▸ **What is expected**: Copy each line of the records that holds the string "taken".

Recorded data:
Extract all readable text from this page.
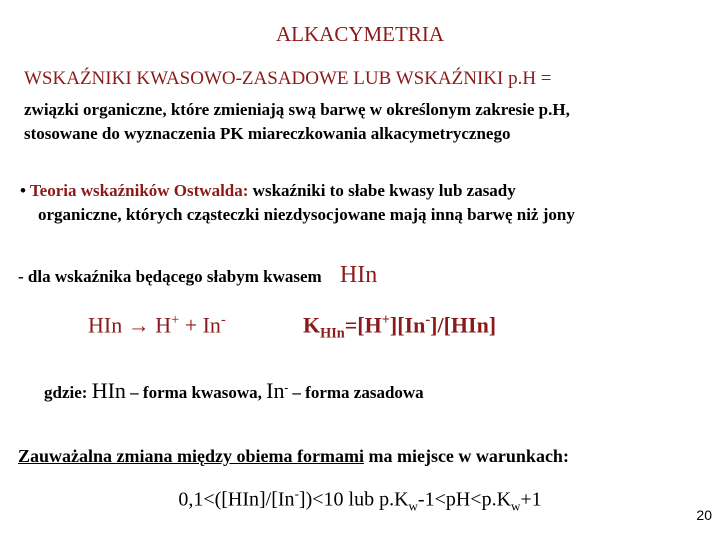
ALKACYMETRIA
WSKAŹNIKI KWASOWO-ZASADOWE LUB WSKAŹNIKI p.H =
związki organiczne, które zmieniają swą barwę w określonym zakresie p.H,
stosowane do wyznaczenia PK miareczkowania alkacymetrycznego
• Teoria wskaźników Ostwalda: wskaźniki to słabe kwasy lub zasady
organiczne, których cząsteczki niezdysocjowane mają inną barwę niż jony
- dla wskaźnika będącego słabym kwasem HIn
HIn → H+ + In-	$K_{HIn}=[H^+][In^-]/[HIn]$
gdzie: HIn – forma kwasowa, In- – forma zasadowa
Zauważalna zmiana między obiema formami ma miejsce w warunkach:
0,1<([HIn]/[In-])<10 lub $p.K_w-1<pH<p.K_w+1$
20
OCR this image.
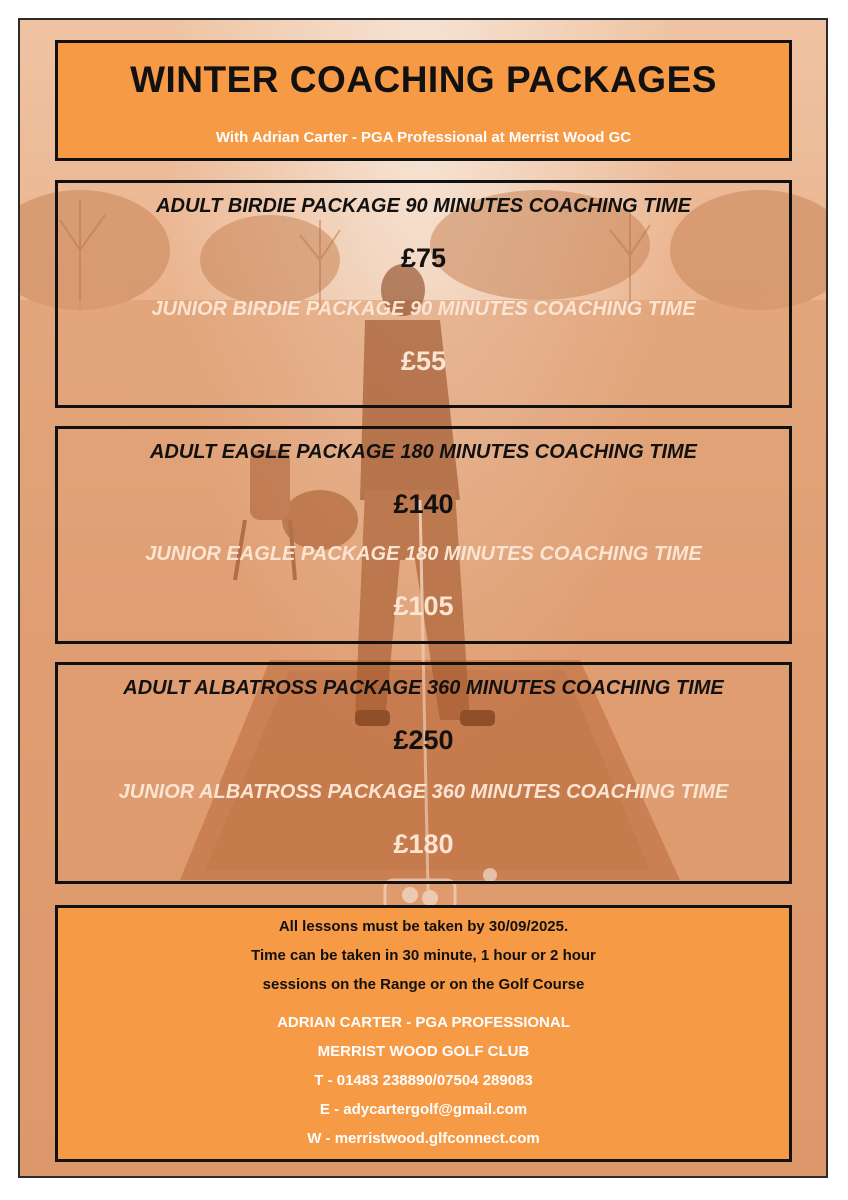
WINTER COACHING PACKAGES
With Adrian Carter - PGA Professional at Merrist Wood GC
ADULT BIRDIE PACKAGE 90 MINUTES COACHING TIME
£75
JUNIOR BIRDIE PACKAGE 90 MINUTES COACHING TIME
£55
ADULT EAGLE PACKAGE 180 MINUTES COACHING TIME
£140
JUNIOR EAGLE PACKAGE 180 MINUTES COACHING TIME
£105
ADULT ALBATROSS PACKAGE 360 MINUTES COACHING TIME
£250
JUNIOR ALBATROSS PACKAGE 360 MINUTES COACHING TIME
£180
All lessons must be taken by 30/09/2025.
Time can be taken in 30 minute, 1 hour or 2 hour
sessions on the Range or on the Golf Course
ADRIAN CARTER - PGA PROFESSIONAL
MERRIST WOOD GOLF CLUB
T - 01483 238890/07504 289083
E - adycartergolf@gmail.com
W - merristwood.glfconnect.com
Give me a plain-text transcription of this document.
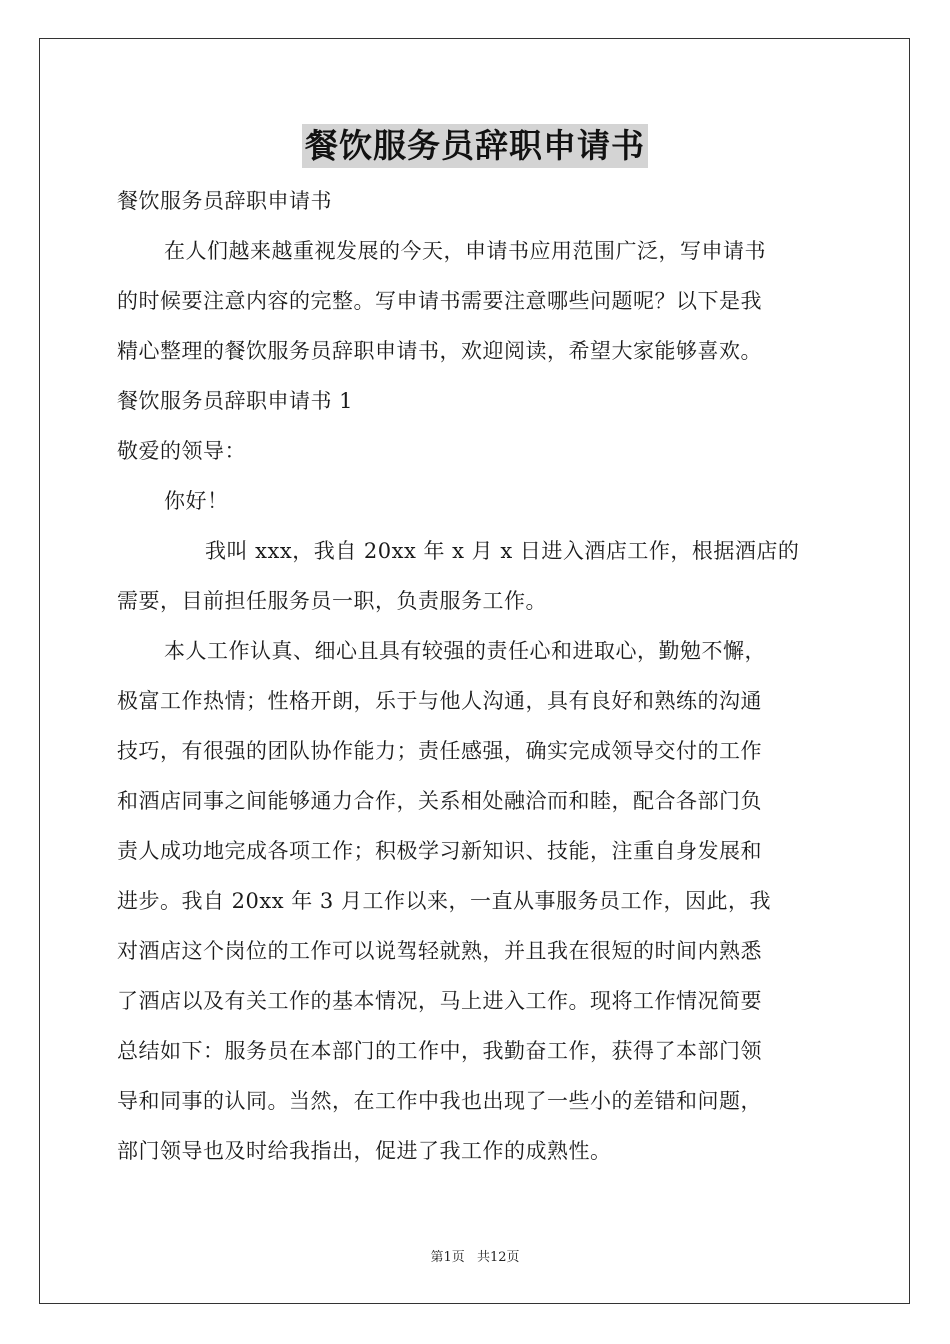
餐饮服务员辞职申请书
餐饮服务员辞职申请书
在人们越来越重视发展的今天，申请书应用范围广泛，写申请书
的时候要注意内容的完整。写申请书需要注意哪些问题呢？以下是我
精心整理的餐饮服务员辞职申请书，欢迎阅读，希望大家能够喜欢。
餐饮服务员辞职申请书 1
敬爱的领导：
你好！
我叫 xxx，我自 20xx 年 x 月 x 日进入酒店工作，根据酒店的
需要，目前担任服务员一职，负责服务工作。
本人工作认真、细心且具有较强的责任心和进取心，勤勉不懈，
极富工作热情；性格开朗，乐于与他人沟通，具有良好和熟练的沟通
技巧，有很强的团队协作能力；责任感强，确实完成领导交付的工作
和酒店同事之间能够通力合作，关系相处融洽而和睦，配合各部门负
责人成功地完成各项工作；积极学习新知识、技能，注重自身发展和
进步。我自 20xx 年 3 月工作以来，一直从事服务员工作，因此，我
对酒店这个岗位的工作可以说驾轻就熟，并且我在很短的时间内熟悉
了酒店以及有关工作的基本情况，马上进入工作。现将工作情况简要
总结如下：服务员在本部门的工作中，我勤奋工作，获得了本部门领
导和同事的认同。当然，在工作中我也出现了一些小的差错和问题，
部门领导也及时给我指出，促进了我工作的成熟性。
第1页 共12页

...

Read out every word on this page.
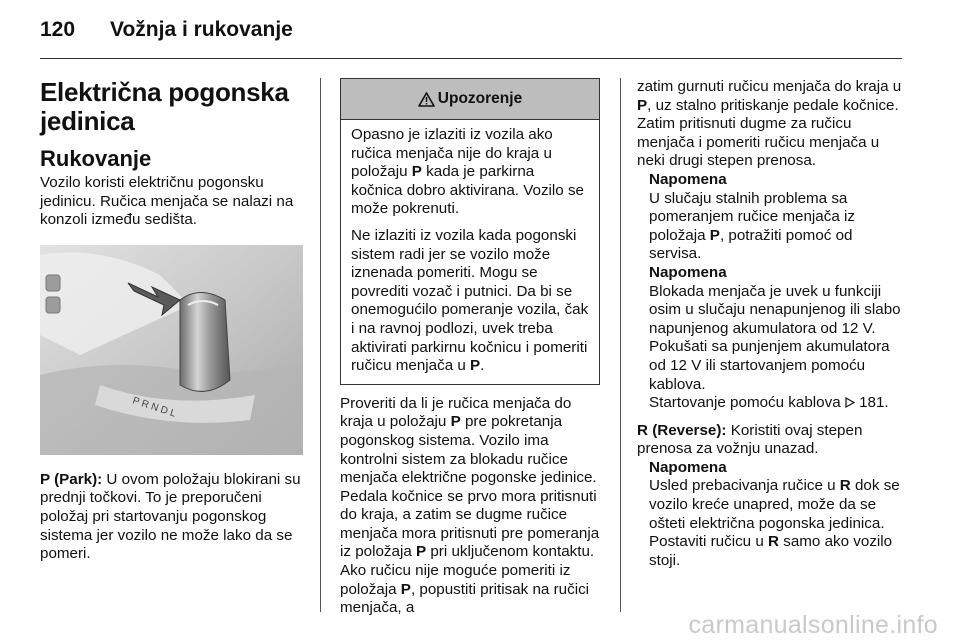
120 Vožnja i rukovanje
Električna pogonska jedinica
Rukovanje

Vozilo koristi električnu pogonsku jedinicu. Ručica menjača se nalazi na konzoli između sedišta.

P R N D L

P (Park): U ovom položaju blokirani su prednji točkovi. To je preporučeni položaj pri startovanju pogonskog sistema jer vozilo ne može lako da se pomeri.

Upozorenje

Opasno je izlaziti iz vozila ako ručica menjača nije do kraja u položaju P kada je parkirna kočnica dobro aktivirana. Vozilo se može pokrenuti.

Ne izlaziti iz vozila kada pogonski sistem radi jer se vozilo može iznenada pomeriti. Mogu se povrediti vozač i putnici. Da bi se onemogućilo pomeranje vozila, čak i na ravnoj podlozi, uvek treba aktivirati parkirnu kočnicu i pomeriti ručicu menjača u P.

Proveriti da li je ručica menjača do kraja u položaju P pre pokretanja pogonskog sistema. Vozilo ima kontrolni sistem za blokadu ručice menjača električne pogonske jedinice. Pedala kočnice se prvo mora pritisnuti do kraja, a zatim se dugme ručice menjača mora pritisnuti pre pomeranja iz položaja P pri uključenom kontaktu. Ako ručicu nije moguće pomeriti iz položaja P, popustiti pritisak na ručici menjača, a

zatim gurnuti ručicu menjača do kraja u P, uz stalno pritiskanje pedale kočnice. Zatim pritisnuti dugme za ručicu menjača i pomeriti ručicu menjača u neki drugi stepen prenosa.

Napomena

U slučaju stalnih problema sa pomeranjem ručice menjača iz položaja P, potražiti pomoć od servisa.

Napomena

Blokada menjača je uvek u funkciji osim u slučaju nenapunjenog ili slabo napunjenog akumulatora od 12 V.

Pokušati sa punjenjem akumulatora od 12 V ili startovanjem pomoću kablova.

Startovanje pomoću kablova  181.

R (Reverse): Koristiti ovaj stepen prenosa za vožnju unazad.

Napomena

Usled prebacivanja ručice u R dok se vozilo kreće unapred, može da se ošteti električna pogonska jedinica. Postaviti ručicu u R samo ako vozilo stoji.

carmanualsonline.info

▸ **Task solution**:
All lessons must be taken by 30/09/2025.
Time can be taken in 30 minute, 1 hour or 2 hour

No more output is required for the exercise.